++++ Source extract ++++

Charles Thomas Carpenter (December 9, 1858, in Bedford County, Tennessee – February 22, 1945, in Montgomery County, Kansas) was a pioneer banker who was taken hostage by the Dalton Gang in their last raid, October 5, 1892, in Coffeyville, Kansas.

Early life 
Carpenter was a son of Samuel and Sarah (Montgomery) Carpenter, of Palmetto, Tennessee.  He was schooled in a private institution at Palmetto, and attended the State University at Bloomington, Indiana, where he was a member of Phi Kappa Phi and graduated in 1876 with a Bachelor of Arts degree.

Career 
After graduation, he moved to Kansas to join his parents at Oswego, Kansas, where he first worked for his father, and then served two years as cashier of Condon Bank. In 1886, he moved to Coffeyville as a partner in the Condon Bank office established at Coffeyville that year.  He was also senior partner in the Charles T. Carpenter Insurance Agency, the largest agency in Montgomery County, Kansas. He served as president of the Coffeyville Board of Education and trustee of the Montgomery County High School at Independence, Kansas.

Family 
Carpenter married in 1892 at Rockport, Indiana, to Temple West, who was born in Pike County, Indiana.  She was a prominent woman of Southern Kansas in religious, social and public affairs, president of the Carnegie Library of Coffeyville, and the first woman honored with a place on the school board of that city.  She and her husband were the parents of seven children.

++++ Supplied information ++++

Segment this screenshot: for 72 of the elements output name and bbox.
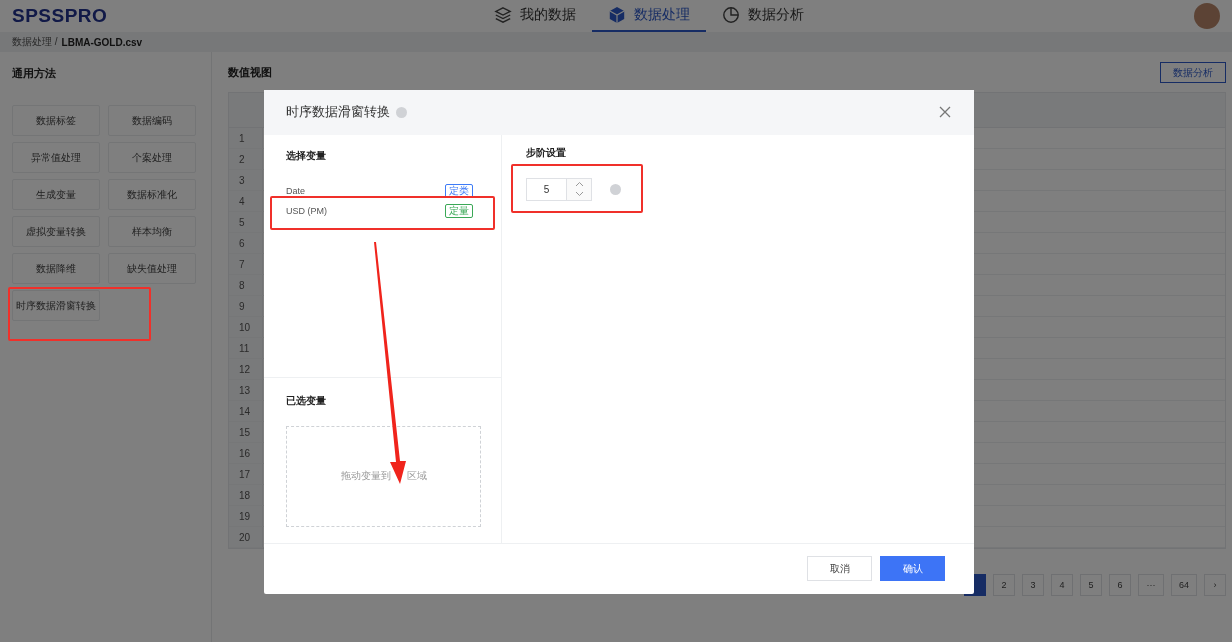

++++

◆ Task list ◆
A: In the biography of Charles Thomas Carpenter, which gang took him hostage during its last raid?
B: Revise the passage of the Carpenter biography starting at "Charles Thomas Carpenter" and ending at "in Coffeyville, Kansas.", putting "merchant" in place of "banker".
The listing isn't needed here.

◆ Exercise answers ◆
A: The Dalton Gang.

B:
Charles Thomas Carpenter (December 9, 1858, in Bedford County, Tennessee – February 22, 1945, in Montgomery County, Kansas) was a pioneer merchant who was taken hostage by the Dalton Gang in their last raid, October 5, 1892, in Coffeyville, Kansas.